Each record that follows should be repeated exactly, minus any images.

[Start]

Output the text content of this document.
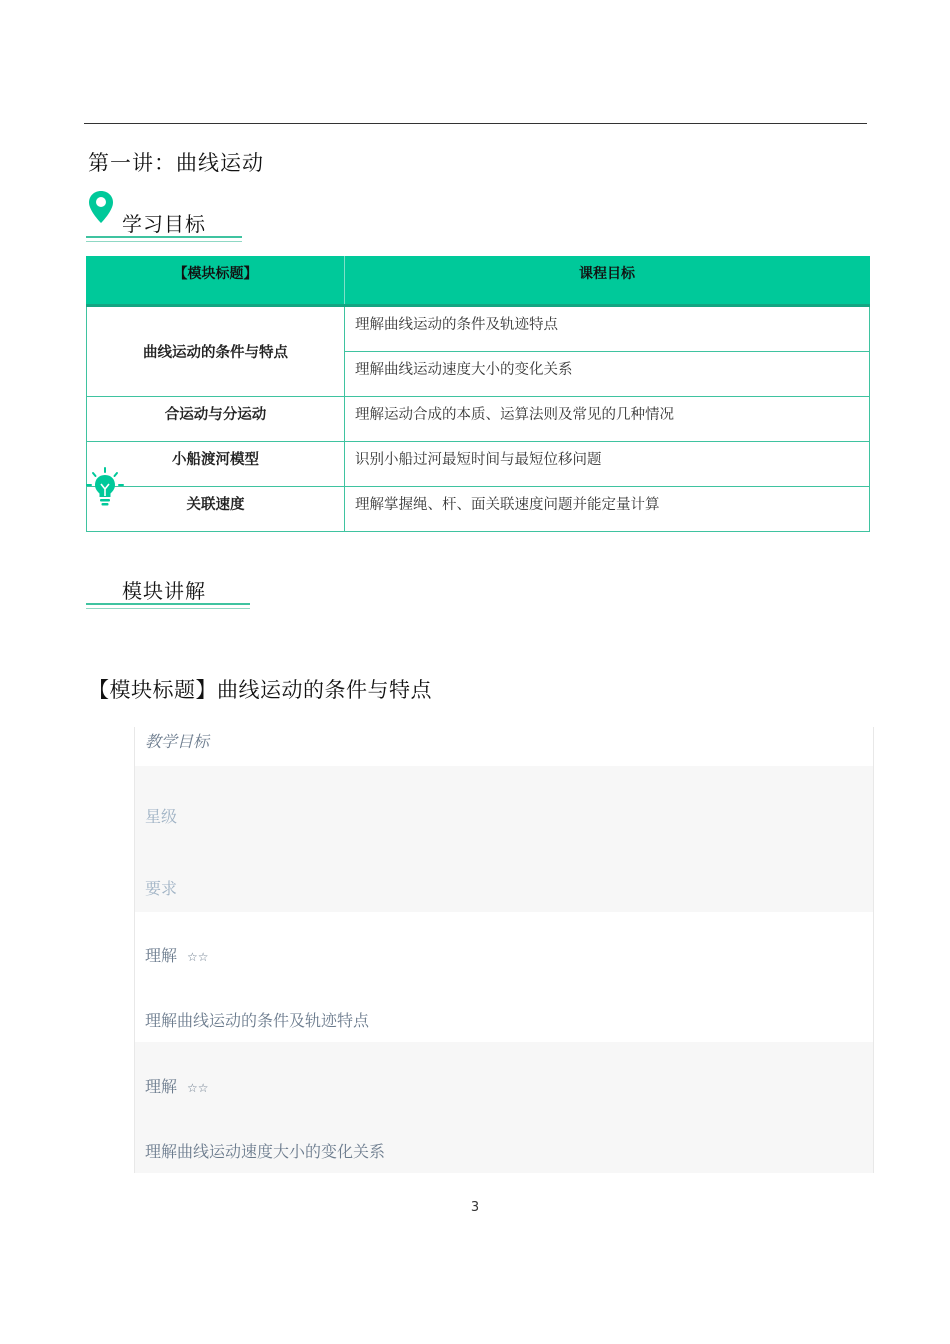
第一讲：曲线运动
学习目标
【模块标题】	课程目标
曲线运动的条件与特点	理解曲线运动的条件及轨迹特点
	理解曲线运动速度大小的变化关系
合运动与分运动	理解运动合成的本质、运算法则及常见的几种情况
小船渡河模型	识别小船过河最短时间与最短位移问题
关联速度	理解掌握绳、杆、面关联速度问题并能定量计算
模块讲解
【模块标题】曲线运动的条件与特点
教学目标
星级
要求
理解 ☆☆
理解曲线运动的条件及轨迹特点
理解 ☆☆
理解曲线运动速度大小的变化关系
3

[End]

[Task output]
Output the text content of this document.
第一讲：曲线运动
学习目标
【模块标题】	课程目标
曲线运动的条件与特点	理解曲线运动的条件及轨迹特点
	理解曲线运动速度大小的变化关系
合运动与分运动	理解运动合成的本质、运算法则及常见的几种情况
小船渡河模型	识别小船过河最短时间与最短位移问题
关联速度	理解掌握绳、杆、面关联速度问题并能定量计算
模块讲解
【模块标题】曲线运动的条件与特点
教学目标
星级
要求
理解 ☆☆
理解曲线运动的条件及轨迹特点
理解 ☆☆
理解曲线运动速度大小的变化关系
3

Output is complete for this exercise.